What to produce
Locate every line below that contains the word "desc" and copy it.

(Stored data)
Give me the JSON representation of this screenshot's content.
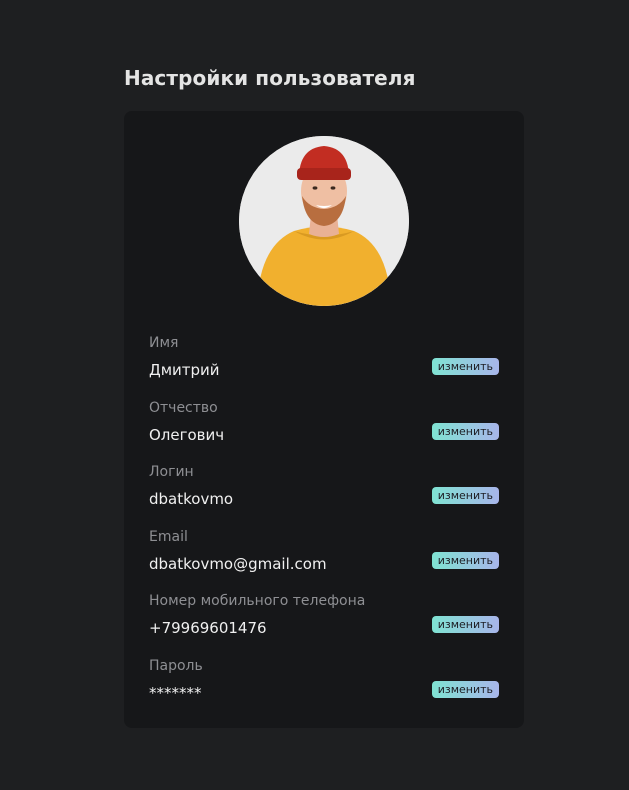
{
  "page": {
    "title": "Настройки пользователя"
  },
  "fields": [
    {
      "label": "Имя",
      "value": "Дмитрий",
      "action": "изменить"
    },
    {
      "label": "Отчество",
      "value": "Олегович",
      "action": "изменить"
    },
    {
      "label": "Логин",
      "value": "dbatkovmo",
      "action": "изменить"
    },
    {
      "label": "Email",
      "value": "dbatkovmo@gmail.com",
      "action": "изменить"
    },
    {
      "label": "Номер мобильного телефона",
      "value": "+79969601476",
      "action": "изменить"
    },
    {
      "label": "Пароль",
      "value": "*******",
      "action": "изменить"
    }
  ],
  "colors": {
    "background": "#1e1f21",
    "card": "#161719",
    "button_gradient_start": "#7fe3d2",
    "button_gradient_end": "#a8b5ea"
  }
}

---

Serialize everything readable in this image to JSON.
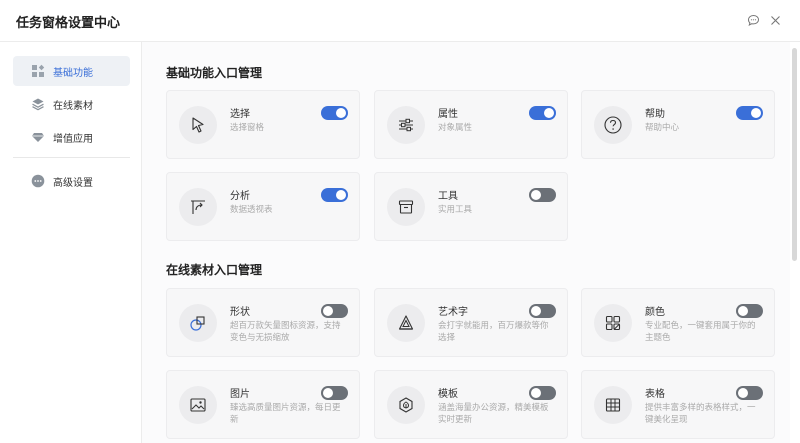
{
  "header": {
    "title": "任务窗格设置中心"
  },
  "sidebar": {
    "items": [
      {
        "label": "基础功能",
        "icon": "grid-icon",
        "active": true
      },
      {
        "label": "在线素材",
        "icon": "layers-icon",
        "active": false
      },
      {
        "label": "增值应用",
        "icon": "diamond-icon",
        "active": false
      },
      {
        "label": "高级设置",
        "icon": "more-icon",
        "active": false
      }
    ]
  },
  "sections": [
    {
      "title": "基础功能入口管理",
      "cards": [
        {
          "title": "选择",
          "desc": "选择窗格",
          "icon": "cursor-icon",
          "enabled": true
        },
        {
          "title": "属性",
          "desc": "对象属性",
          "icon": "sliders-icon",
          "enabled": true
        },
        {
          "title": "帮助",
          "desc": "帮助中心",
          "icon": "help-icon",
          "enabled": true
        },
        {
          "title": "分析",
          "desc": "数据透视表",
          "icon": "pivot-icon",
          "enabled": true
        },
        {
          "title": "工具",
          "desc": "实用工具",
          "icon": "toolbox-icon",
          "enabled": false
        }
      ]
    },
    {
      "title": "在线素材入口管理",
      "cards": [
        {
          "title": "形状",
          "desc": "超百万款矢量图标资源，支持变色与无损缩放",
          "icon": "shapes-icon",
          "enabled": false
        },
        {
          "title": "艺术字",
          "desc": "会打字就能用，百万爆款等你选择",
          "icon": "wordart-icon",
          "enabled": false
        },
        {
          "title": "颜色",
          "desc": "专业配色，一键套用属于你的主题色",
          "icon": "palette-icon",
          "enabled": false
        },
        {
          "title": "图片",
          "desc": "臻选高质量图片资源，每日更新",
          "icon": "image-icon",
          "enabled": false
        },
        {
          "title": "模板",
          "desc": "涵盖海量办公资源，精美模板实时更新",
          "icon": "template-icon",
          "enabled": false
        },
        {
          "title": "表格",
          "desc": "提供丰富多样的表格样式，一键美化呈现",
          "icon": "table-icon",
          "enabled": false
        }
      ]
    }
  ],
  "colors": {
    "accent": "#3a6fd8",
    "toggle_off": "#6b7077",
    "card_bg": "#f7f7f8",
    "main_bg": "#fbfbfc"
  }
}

Answer for this exercise
          "desc": "选择窗格",
          "desc": "对象属性",
          "desc": "帮助中心",
          "desc": "数据透视表",
          "desc": "实用工具",
          "desc": "超百万款矢量图标资源，支持变色与无损缩放",
          "desc": "会打字就能用，百万爆款等你选择",
          "desc": "专业配色，一键套用属于你的主题色",
          "desc": "臻选高质量图片资源，每日更新",
          "desc": "涵盖海量办公资源，精美模板实时更新",
          "desc": "提供丰富多样的表格样式，一键美化呈现",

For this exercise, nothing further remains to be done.